Look below. Copy each line that has "right" in it.

— START OF EXTRACTED DATA —

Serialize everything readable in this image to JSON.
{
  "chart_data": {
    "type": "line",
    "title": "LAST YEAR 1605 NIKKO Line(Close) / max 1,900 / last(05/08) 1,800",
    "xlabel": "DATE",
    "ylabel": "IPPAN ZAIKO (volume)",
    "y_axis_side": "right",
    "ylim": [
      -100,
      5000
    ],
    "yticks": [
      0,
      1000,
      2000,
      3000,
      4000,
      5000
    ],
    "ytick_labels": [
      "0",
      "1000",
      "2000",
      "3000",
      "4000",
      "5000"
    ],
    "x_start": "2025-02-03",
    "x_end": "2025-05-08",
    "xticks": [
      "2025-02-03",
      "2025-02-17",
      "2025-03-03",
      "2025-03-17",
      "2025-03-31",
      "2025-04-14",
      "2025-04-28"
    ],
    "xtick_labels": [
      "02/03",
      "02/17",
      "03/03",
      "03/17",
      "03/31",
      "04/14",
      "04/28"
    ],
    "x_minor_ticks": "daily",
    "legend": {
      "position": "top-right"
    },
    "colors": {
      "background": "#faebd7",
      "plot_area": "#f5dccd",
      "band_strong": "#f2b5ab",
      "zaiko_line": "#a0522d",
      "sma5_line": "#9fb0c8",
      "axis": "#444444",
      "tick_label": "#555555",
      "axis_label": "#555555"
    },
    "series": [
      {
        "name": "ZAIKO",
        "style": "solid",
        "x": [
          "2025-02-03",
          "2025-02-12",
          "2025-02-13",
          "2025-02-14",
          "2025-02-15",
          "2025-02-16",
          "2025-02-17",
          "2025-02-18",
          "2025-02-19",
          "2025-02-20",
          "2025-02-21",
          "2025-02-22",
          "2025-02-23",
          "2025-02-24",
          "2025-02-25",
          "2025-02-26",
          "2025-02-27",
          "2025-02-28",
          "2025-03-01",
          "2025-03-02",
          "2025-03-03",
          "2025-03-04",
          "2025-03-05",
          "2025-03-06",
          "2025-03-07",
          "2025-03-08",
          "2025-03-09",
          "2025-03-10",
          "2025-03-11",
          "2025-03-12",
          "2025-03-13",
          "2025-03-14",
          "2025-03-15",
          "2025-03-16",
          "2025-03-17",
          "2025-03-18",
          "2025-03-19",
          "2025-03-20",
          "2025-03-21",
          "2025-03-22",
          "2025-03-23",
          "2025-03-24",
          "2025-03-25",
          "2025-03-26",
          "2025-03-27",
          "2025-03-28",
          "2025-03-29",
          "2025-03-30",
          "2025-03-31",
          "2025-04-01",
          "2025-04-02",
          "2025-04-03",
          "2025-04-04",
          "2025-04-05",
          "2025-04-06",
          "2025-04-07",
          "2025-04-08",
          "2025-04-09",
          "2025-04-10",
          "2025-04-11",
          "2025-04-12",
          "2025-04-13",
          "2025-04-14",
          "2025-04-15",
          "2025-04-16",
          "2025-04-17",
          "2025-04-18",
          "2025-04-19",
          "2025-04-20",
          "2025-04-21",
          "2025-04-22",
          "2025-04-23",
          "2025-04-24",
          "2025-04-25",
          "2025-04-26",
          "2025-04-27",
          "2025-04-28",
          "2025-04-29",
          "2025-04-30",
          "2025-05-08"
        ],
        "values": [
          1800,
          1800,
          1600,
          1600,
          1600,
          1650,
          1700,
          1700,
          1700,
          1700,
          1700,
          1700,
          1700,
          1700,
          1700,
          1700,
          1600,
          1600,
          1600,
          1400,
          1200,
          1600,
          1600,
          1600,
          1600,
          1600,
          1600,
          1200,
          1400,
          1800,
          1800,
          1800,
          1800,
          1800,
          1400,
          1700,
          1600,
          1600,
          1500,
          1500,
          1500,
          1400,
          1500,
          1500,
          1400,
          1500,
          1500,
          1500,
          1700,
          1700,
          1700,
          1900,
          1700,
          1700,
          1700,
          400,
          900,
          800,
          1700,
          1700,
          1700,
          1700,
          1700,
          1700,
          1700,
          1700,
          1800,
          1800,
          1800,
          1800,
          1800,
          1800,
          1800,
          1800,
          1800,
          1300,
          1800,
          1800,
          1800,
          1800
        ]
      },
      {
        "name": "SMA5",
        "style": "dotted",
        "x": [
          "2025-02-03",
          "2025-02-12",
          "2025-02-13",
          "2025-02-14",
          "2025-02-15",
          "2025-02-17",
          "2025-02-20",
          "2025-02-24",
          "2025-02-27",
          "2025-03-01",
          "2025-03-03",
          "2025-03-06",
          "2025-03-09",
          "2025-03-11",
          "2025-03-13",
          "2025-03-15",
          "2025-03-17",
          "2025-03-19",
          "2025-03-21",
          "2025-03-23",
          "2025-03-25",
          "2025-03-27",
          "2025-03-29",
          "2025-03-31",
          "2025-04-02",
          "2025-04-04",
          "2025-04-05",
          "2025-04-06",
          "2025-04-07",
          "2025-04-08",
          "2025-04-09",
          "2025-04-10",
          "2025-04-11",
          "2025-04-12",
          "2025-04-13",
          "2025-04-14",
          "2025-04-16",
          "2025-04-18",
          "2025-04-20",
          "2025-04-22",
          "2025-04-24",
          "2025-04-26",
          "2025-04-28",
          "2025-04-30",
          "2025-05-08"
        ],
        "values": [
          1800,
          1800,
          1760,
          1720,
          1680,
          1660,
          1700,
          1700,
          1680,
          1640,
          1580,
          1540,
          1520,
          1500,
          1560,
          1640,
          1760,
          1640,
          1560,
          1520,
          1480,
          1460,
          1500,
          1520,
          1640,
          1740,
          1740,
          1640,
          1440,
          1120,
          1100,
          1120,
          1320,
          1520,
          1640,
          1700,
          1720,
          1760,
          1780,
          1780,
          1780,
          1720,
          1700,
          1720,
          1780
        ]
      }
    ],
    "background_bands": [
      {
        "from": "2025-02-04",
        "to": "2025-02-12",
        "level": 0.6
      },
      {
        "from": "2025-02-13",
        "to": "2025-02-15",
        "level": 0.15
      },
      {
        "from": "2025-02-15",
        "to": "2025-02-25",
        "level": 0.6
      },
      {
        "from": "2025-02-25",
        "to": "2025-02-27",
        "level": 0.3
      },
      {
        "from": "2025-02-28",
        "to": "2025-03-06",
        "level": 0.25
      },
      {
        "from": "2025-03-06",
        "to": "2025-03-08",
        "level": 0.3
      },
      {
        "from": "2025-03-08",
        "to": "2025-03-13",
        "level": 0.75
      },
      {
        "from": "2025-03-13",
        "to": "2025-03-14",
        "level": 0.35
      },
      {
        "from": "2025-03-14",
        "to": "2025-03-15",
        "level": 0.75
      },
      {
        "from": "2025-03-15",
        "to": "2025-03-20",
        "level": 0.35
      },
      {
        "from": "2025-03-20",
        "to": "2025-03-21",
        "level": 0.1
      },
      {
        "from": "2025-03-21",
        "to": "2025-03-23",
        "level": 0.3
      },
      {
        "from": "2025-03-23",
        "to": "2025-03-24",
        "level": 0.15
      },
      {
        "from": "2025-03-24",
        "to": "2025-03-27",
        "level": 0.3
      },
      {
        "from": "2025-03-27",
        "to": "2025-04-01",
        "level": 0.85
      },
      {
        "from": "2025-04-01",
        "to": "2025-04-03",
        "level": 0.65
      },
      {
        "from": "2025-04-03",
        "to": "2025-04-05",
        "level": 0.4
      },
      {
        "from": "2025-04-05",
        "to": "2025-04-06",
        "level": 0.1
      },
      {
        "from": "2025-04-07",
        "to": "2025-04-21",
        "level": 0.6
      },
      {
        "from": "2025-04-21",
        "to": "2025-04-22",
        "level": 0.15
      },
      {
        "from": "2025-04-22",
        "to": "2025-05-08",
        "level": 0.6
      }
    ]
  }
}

— END OF EXTRACTED DATA —

> COMPLETED TASK
    "y_axis_side": "right",
      "position": "top-right"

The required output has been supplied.